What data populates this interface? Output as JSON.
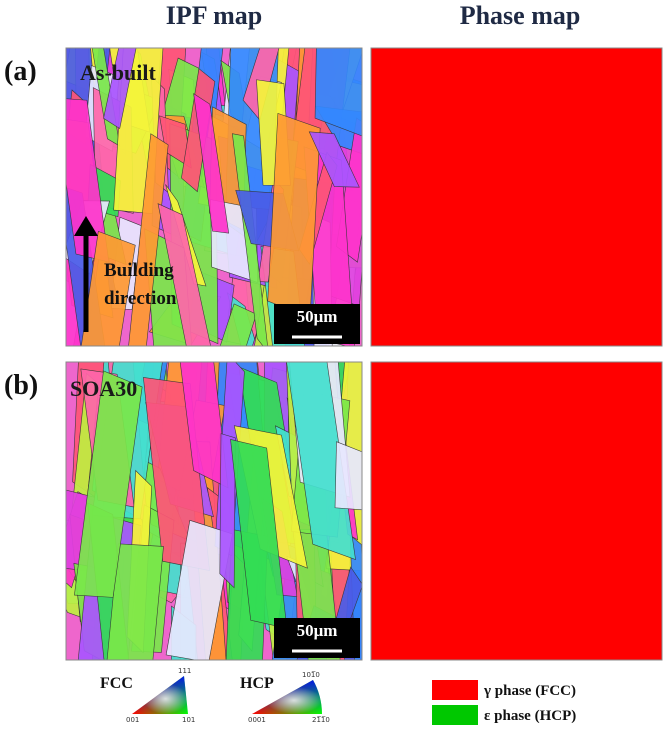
{
  "headers": {
    "ipf": "IPF map",
    "phase": "Phase map"
  },
  "rows": [
    {
      "label": "(a)",
      "sample": "As-built",
      "scale_bar": "50μm"
    },
    {
      "label": "(b)",
      "sample": "SOA30",
      "scale_bar": "50μm"
    }
  ],
  "arrow_label": [
    "Building",
    "direction"
  ],
  "ipf_legend": {
    "fcc": {
      "title": "FCC",
      "corners": [
        "001",
        "101",
        "111"
      ]
    },
    "hcp": {
      "title": "HCP",
      "corners": [
        "0001",
        "21̅1̅0",
        "101̅0"
      ]
    }
  },
  "phase_legend": [
    {
      "label": "γ phase (FCC)",
      "color": "#ff0000"
    },
    {
      "label": "ε phase (HCP)",
      "color": "#00c800"
    }
  ]
}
○ ○ ○ ○
§ **Written problem**
Leave out the pictures and copy every record above exactly.

§ **Written solution**
What data populates this interface? Output as JSON.
{
  "headers": {
    "ipf": "IPF map",
    "phase": "Phase map"
  },
  "rows": [
    {
      "label": "(a)",
      "sample": "As-built",
      "scale_bar": "50μm"
    },
    {
      "label": "(b)",
      "sample": "SOA30",
      "scale_bar": "50μm"
    }
  ],
  "arrow_label": [
    "Building",
    "direction"
  ],
  "ipf_legend": {
    "fcc": {
      "title": "FCC",
      "corners": [
        "001",
        "101",
        "111"
      ]
    },
    "hcp": {
      "title": "HCP",
      "corners": [
        "0001",
        "21̅1̅0",
        "101̅0"
      ]
    }
  },
  "phase_legend": [
    {
      "label": "γ phase (FCC)",
      "color": "#ff0000"
    },
    {
      "label": "ε phase (HCP)",
      "color": "#00c800"
    }
  ]
}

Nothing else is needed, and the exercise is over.